# AIM:
Filter out everything except lines holding "many".

Saved entries:
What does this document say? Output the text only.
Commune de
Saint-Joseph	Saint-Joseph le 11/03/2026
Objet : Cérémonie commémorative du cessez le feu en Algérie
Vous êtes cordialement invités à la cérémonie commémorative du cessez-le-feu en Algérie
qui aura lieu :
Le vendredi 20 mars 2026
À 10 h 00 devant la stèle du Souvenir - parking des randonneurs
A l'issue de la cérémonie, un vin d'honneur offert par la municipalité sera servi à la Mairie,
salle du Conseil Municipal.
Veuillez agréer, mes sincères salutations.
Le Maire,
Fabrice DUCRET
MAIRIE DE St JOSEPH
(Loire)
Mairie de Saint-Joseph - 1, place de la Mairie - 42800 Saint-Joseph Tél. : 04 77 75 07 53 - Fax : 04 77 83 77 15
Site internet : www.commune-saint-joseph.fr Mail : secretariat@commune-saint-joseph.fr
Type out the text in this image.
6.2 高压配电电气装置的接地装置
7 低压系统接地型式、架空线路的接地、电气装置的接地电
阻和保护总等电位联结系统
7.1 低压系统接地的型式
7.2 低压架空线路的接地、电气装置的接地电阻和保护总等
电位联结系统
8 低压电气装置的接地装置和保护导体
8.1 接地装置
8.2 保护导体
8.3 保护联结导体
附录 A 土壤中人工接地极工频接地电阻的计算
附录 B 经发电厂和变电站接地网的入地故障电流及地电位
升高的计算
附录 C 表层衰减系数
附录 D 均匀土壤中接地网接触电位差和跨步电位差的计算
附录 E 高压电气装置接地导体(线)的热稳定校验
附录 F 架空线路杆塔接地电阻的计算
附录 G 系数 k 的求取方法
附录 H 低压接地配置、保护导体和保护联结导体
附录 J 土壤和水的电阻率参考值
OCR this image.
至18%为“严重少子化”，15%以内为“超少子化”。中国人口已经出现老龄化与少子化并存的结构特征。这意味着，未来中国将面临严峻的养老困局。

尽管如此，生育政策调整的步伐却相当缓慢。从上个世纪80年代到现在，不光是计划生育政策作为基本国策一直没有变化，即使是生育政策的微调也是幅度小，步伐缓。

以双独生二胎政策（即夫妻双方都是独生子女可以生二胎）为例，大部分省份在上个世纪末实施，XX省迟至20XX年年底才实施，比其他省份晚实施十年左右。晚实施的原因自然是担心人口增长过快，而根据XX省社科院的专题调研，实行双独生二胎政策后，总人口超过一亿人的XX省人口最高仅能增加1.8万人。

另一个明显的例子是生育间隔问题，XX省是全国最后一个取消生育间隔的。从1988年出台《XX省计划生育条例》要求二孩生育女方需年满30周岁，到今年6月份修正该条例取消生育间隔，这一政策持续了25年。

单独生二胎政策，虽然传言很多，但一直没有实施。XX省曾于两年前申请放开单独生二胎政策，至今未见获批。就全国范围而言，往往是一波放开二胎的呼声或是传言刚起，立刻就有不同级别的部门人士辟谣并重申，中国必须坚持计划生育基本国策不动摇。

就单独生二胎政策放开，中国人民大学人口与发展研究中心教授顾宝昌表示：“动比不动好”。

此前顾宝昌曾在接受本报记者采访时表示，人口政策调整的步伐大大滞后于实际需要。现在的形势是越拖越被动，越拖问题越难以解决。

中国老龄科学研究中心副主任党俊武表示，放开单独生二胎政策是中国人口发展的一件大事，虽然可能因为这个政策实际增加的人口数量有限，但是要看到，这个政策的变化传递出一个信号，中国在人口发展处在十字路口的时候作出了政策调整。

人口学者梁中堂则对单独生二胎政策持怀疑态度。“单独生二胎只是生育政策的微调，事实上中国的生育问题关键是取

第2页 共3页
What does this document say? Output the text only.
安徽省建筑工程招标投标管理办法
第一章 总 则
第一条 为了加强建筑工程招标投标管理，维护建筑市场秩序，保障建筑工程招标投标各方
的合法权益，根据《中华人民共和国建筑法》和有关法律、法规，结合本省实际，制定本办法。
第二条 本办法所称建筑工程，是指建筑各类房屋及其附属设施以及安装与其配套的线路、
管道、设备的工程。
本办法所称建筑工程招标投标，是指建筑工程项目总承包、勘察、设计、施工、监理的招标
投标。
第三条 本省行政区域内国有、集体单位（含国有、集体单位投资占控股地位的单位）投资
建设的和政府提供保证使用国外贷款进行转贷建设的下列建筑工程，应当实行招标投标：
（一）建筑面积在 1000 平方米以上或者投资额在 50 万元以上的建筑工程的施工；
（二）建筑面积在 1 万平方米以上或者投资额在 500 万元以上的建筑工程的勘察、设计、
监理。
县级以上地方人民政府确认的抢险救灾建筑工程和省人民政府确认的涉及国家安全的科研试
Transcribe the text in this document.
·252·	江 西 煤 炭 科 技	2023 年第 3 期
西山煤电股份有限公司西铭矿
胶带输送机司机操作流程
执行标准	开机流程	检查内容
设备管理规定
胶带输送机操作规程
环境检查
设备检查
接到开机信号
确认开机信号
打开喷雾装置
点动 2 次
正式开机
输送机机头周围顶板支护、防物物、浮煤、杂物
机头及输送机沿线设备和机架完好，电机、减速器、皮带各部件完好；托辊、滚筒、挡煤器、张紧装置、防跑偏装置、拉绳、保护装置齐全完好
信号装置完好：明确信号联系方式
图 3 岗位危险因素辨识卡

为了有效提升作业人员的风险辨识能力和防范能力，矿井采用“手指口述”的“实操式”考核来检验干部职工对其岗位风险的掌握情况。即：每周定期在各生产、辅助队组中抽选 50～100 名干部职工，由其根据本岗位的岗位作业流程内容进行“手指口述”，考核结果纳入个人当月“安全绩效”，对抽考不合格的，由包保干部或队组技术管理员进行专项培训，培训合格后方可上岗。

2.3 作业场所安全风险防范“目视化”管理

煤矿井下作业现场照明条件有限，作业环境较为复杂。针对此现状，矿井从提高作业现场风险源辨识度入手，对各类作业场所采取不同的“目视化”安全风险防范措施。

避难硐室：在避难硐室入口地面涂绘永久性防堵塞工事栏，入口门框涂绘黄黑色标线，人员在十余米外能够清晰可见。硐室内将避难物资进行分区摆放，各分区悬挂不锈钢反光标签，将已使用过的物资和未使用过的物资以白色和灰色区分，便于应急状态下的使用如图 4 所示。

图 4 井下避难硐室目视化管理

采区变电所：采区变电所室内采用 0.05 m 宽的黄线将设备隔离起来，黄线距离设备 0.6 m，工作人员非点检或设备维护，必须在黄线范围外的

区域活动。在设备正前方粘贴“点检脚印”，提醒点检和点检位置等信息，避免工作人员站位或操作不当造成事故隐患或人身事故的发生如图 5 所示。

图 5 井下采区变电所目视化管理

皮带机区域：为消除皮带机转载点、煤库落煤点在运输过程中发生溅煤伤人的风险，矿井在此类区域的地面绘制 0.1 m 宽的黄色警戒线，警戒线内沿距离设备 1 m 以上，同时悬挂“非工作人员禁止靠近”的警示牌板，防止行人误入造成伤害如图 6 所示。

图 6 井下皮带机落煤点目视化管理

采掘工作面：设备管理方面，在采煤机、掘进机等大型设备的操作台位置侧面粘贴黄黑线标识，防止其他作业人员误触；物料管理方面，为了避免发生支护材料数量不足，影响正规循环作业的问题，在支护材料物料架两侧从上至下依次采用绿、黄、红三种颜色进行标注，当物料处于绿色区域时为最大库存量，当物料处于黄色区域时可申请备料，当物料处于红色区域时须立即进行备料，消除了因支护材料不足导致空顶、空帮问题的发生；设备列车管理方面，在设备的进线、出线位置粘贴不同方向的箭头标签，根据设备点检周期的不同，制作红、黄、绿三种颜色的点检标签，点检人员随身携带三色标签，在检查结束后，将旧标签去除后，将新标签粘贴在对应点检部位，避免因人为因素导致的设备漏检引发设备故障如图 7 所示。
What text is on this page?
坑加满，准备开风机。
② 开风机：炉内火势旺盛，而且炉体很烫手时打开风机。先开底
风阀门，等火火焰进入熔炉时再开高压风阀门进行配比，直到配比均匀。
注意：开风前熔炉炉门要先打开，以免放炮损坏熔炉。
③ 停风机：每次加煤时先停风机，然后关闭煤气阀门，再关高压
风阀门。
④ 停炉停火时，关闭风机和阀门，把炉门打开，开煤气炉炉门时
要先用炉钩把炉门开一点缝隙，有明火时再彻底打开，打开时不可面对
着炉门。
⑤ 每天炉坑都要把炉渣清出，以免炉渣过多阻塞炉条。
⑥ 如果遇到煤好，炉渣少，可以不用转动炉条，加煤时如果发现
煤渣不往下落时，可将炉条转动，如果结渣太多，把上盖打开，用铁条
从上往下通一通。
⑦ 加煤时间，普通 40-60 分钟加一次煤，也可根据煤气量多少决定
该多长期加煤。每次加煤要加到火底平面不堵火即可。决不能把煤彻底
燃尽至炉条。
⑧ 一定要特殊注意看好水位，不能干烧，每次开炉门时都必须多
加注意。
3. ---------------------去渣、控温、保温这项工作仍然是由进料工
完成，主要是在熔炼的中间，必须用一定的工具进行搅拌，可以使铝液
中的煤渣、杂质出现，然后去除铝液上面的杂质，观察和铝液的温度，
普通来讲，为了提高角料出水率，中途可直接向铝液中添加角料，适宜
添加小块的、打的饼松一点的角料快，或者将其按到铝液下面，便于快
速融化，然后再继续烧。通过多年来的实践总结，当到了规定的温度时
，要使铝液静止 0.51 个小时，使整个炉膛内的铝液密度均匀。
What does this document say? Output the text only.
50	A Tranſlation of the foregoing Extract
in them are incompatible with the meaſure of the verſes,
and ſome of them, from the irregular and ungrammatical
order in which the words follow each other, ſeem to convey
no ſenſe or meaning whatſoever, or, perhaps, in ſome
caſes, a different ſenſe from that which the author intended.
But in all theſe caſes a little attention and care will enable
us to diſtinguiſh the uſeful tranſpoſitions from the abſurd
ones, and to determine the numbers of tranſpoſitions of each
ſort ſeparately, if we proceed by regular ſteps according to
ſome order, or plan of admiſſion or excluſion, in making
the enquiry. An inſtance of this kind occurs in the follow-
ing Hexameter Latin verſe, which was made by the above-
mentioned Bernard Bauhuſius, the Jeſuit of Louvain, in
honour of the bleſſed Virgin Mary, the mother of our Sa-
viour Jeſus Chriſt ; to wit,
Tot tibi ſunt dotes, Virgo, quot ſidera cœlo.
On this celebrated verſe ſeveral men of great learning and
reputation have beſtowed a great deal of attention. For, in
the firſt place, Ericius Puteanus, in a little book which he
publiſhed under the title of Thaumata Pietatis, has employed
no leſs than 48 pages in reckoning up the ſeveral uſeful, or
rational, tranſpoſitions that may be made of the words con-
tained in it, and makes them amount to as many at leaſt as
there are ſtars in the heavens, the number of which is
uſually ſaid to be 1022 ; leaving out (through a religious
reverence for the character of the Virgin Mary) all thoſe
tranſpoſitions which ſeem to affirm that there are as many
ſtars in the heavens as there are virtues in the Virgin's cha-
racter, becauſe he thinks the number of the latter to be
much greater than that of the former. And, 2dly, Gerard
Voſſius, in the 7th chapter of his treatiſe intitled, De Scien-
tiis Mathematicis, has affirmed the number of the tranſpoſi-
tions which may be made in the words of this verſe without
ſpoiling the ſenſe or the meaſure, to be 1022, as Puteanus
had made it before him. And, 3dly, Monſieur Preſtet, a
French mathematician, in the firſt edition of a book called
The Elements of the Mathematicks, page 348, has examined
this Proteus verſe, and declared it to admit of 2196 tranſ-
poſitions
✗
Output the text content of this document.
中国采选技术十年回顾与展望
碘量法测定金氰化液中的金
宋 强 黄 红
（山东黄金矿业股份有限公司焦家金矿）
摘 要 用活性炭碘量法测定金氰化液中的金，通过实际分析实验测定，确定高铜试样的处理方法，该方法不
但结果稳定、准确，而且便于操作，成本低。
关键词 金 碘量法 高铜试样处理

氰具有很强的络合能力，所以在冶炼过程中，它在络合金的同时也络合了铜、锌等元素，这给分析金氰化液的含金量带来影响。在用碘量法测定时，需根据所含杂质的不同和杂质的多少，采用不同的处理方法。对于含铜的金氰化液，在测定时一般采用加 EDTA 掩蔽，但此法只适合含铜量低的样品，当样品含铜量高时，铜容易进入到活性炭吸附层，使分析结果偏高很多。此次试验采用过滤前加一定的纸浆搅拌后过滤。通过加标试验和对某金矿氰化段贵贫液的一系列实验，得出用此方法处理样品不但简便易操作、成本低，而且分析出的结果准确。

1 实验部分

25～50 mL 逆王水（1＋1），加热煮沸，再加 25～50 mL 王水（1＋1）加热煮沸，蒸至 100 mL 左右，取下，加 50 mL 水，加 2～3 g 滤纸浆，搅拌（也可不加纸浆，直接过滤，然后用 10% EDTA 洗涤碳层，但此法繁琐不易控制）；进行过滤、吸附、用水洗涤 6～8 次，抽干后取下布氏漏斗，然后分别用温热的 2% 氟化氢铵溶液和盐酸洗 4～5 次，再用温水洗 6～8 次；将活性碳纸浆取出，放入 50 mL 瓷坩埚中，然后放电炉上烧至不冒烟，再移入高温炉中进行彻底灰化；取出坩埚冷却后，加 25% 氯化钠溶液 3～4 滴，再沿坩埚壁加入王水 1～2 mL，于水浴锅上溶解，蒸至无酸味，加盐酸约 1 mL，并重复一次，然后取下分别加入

# EXERCISE RESULT:
tained in it, and makes them amount to as many at leaſt as
tranſpoſitions which ſeem to affirm that there are as many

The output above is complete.